**What is required**
Search the material below for the string "selected" and extract each line that has it.

────────

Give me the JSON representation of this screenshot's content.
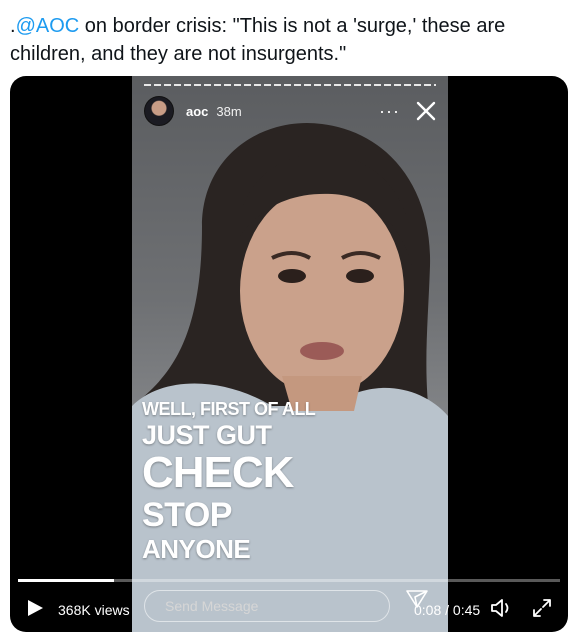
{
  "tweet": {
    "prefix": ".",
    "mention": "@AOC",
    "text_after_mention": " on border crisis: \"This is not a 'surge,' these are children, and they are not insurgents.\""
  },
  "story": {
    "username": "aoc",
    "posted_ago": "38m",
    "more_label": "···",
    "caption_lines": [
      "WELL, FIRST OF ALL",
      "JUST GUT",
      "CHECK",
      "STOP",
      "ANYONE"
    ]
  },
  "player": {
    "views": "368K views",
    "send_placeholder": "Send Message",
    "current_time": "0:08",
    "separator": " / ",
    "duration": "0:45",
    "progress_fraction": 0.178
  },
  "colors": {
    "mention": "#1d9bf0",
    "player_bg": "#000000",
    "text": "#0f1419"
  },
  "icons": {
    "close": "close-icon",
    "more": "more-icon",
    "play": "play-icon",
    "send": "send-icon",
    "volume": "volume-icon",
    "expand": "expand-icon"
  }
}
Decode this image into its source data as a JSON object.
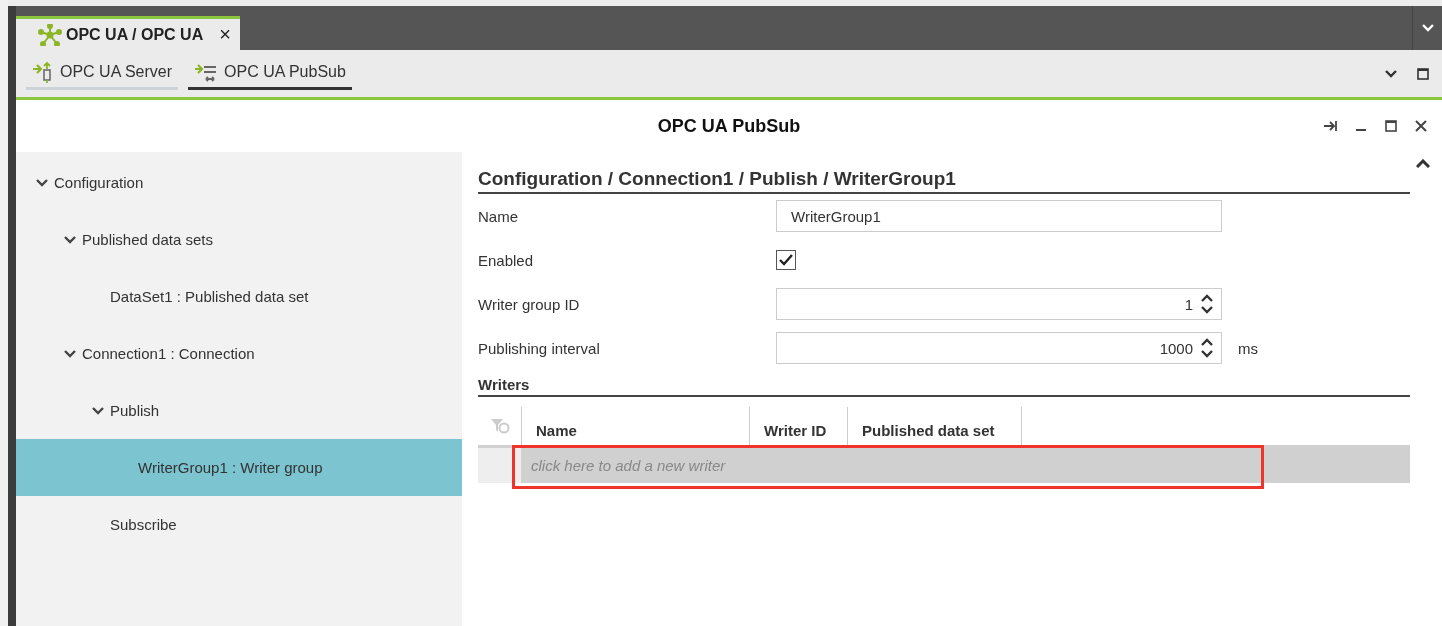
{
  "editor_tab": {
    "title": "OPC UA / OPC UA",
    "close": "×",
    "selected": true
  },
  "sub_tabs": [
    {
      "label": "OPC UA Server",
      "selected": false,
      "kind": "server"
    },
    {
      "label": "OPC UA PubSub",
      "selected": true,
      "kind": "pubsub"
    }
  ],
  "panel": {
    "title": "OPC UA PubSub"
  },
  "tree": [
    {
      "label": "Configuration",
      "expanded": true,
      "selected": false,
      "children": [
        {
          "label": "Published data sets",
          "expanded": true,
          "selected": false,
          "children": [
            {
              "label": "DataSet1 : Published data set",
              "selected": false
            }
          ]
        },
        {
          "label": "Connection1 : Connection",
          "expanded": true,
          "selected": false,
          "children": [
            {
              "label": "Publish",
              "expanded": true,
              "selected": false,
              "children": [
                {
                  "label": "WriterGroup1 : Writer group",
                  "selected": true
                }
              ]
            },
            {
              "label": "Subscribe",
              "selected": false
            }
          ]
        }
      ]
    }
  ],
  "form": {
    "breadcrumb": "Configuration / Connection1 / Publish / WriterGroup1",
    "fields": [
      {
        "label": "Name",
        "kind": "text",
        "value": "WriterGroup1"
      },
      {
        "label": "Enabled",
        "kind": "checkbox",
        "checked": true
      },
      {
        "label": "Writer group ID",
        "kind": "spinner",
        "value": "1"
      },
      {
        "label": "Publishing interval",
        "kind": "spinner",
        "value": "1000",
        "unit": "ms"
      }
    ]
  },
  "writers": {
    "title": "Writers",
    "columns": [
      "Name",
      "Writer ID",
      "Published data set"
    ],
    "new_row_placeholder": "click here to add a new writer"
  }
}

────────

**Response to this exercise**
    "selected": true
      "selected": false,
      "selected": true,
      "selected": false,
          "selected": false,
              "selected": false
          "selected": false,
              "selected": false,
                  "selected": true
              "selected": false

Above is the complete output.